# Problem details
Go through the listing beneath this task and return every line that carries the string "出口水分".

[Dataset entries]
**********

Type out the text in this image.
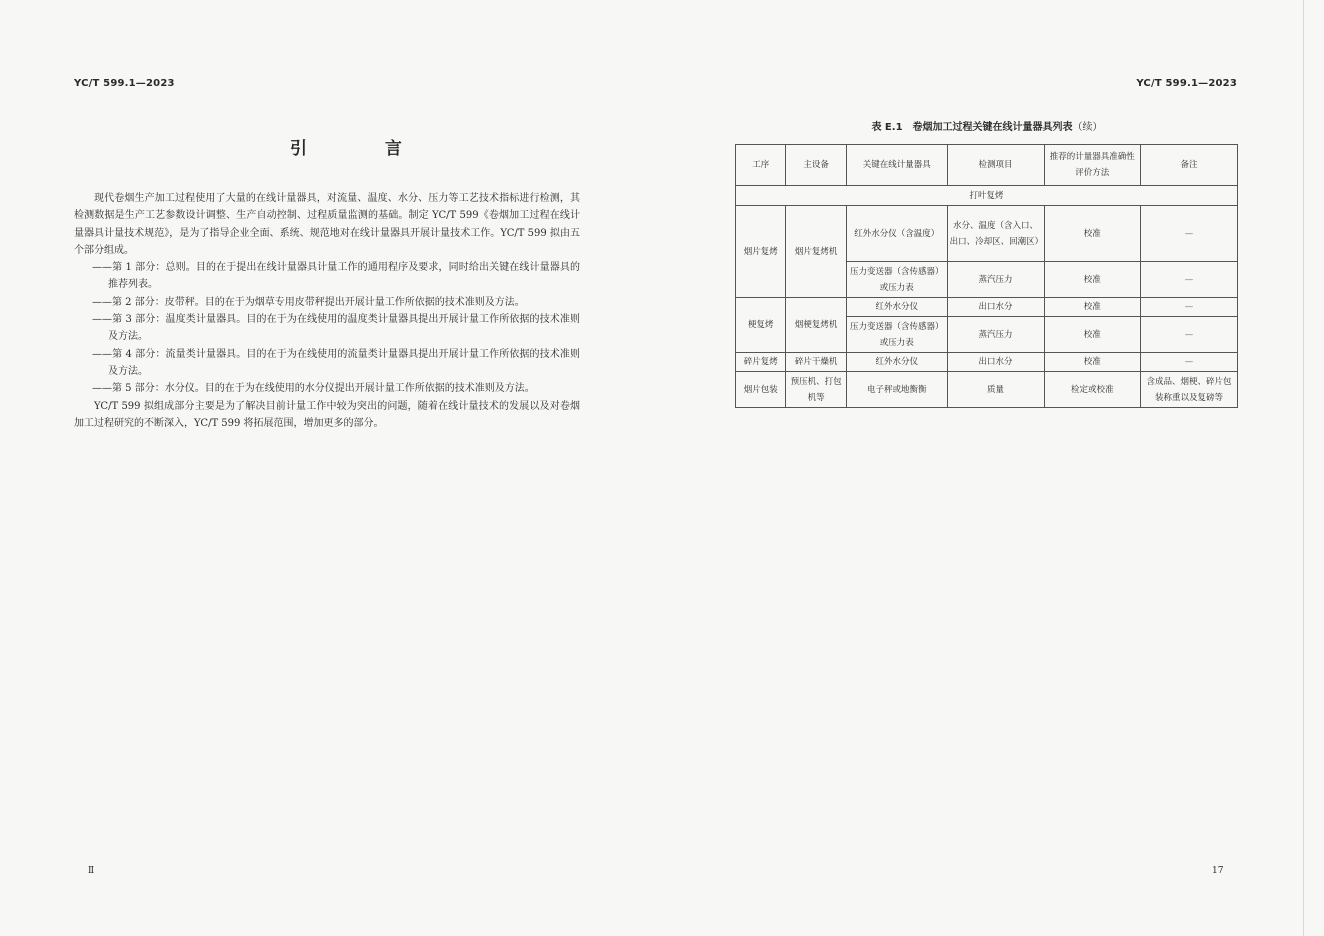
YC/T 599.1—2023
引 言

现代卷烟生产加工过程使用了大量的在线计量器具，对流量、温度、水分、压力等工艺技术指标进行检测，其检测数据是生产工艺参数设计调整、生产自动控制、过程质量监测的基础。制定 YC/T 599《卷烟加工过程在线计量器具计量技术规范》，是为了指导企业全面、系统、规范地对在线计量器具开展计量技术工作。YC/T 599 拟由五个部分组成。

——第 1 部分：总则。目的在于提出在线计量器具计量工作的通用程序及要求，同时给出关键在线计量器具的推荐列表。

——第 2 部分：皮带秤。目的在于为烟草专用皮带秤提出开展计量工作所依据的技术准则及方法。

——第 3 部分：温度类计量器具。目的在于为在线使用的温度类计量器具提出开展计量工作所依据的技术准则及方法。

——第 4 部分：流量类计量器具。目的在于为在线使用的流量类计量器具提出开展计量工作所依据的技术准则及方法。

——第 5 部分：水分仪。目的在于为在线使用的水分仪提出开展计量工作所依据的技术准则及方法。

YC/T 599 拟组成部分主要是为了解决目前计量工作中较为突出的问题，随着在线计量技术的发展以及对卷烟加工过程研究的不断深入，YC/T 599 将拓展范围，增加更多的部分。

Ⅱ
YC/T 599.1—2023
表 E.1　卷烟加工过程关键在线计量器具列表（续）
工序	主设备	关键在线计量器具	检测项目	推荐的计量器具准确性评价方法	备注
打叶复烤					
烟片复烤	烟片复烤机	红外水分仪（含温度）	水分、温度（含入口、出口、冷却区、回潮区）	校准	—
		压力变送器（含传感器）或压力表	蒸汽压力	校准	—
梗复烤	烟梗复烤机	红外水分仪	出口水分	校准	—
		压力变送器（含传感器）或压力表	蒸汽压力	校准	—
碎片复烤	碎片干燥机	红外水分仪	出口水分	校准	—
烟片包装	预压机、打包机等	电子秤或地衡衡	质量	检定或校准	含成品、烟梗、碎片包装称重以及复磅等
17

**********

# Output of the exercise
梗复烤	烟梗复烤机	红外水分仪	出口水分	校准	—
碎片复烤	碎片干燥机	红外水分仪	出口水分	校准	—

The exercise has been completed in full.